DIRECTION: Could you copy every line from the material below in which "into" appears?

* begin GIVEN ENTRIES *

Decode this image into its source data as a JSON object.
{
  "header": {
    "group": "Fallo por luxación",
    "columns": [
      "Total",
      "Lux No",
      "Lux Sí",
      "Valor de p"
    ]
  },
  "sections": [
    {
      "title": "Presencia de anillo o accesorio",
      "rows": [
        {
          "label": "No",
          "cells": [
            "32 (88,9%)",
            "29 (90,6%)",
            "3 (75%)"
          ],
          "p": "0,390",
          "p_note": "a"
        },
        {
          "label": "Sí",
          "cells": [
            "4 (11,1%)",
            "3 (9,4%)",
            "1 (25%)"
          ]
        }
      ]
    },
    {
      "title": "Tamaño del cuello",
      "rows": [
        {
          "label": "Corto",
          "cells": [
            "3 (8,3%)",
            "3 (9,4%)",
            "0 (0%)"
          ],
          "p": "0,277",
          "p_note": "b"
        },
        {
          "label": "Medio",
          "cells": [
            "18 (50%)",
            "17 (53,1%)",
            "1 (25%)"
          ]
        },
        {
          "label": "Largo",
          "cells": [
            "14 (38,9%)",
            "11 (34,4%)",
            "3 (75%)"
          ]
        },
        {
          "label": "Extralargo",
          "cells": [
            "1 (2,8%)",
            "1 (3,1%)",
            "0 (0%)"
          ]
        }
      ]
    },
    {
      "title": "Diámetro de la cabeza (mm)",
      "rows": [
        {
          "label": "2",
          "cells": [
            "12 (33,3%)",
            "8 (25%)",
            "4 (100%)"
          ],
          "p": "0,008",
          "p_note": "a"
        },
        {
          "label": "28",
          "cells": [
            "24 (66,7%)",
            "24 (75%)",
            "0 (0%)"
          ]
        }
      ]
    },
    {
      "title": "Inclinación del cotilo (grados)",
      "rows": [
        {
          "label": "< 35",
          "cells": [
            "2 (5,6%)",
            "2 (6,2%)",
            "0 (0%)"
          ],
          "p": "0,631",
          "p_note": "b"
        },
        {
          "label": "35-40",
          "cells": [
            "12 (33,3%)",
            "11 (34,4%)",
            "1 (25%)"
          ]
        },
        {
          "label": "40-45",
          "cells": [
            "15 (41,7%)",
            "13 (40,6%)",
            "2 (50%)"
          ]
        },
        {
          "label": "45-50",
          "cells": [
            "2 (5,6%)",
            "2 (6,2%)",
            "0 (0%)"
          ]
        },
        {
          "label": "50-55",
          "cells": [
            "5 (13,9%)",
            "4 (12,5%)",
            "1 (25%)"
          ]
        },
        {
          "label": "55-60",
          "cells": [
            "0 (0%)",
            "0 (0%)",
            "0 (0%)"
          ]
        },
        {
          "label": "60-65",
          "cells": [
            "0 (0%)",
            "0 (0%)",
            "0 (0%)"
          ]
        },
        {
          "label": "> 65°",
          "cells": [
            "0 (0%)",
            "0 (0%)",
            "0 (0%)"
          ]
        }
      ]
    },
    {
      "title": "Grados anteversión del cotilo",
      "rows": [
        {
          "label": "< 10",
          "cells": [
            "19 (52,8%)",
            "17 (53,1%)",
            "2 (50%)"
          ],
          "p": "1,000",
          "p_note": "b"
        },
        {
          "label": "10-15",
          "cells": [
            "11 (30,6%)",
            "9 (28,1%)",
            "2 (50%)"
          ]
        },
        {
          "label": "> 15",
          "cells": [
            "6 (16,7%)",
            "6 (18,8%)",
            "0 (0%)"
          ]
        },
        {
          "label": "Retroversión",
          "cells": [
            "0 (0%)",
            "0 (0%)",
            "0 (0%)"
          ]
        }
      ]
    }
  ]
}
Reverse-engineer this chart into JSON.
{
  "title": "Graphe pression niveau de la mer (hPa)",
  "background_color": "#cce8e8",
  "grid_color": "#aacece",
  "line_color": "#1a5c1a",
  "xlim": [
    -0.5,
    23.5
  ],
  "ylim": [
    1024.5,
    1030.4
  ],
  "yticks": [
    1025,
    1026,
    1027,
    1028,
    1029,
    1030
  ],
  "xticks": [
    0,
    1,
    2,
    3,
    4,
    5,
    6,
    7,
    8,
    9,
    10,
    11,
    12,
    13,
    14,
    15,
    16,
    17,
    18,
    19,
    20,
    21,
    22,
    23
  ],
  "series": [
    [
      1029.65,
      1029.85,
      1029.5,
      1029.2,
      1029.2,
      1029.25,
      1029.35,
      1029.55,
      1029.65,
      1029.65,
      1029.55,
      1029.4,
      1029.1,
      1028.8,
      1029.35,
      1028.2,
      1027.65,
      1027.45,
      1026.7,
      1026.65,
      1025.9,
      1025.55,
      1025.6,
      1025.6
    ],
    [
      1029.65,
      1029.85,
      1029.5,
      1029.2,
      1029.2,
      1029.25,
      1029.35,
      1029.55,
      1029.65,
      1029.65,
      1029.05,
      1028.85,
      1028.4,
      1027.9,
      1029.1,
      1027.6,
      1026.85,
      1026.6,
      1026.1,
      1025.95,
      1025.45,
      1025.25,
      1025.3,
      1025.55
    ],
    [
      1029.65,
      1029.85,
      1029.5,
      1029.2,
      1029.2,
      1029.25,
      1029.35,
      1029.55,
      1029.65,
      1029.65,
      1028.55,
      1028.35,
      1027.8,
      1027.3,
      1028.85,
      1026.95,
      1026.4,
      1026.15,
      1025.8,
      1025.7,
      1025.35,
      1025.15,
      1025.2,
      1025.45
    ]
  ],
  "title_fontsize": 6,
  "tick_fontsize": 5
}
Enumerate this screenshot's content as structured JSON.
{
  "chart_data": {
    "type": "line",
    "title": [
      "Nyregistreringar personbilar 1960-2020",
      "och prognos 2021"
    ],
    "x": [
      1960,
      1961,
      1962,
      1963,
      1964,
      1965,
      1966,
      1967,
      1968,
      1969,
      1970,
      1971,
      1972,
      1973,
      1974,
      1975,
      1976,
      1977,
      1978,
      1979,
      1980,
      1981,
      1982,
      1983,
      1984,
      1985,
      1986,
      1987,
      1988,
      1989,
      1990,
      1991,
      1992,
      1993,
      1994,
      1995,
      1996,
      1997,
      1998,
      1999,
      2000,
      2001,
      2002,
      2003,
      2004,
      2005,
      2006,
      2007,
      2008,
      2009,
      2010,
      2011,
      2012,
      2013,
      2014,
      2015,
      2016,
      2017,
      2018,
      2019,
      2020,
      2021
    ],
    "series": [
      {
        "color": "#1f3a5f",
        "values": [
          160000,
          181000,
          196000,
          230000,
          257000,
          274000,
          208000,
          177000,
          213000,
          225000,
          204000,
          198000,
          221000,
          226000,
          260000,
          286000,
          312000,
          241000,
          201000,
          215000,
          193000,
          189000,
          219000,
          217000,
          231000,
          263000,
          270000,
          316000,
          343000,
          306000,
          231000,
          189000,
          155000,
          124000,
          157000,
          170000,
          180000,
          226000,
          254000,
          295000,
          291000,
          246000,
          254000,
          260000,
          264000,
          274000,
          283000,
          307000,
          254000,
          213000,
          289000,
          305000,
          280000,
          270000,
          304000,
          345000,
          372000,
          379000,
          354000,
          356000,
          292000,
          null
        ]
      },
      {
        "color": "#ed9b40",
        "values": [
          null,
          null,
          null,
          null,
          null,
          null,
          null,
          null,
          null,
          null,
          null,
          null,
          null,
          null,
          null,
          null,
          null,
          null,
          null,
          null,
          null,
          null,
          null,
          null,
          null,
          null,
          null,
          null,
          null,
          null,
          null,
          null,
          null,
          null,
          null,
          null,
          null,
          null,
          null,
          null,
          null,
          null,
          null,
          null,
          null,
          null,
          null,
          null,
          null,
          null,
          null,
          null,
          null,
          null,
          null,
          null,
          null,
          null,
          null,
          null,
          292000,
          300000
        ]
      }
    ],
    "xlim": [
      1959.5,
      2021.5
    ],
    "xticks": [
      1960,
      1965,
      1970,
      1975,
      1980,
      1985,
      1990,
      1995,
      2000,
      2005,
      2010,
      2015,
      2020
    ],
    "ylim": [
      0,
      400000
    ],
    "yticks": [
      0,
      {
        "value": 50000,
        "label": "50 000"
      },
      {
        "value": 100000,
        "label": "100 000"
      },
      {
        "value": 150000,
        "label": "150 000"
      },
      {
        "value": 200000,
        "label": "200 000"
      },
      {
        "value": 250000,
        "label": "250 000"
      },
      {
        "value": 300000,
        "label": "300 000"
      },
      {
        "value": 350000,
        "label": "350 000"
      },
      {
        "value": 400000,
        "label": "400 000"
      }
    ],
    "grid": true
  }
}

* end GIVEN ENTRIES *

SOLUTION TO THE EXERCISE:
Decode this image into its source data as a JSON object.
Reverse-engineer this chart into JSON.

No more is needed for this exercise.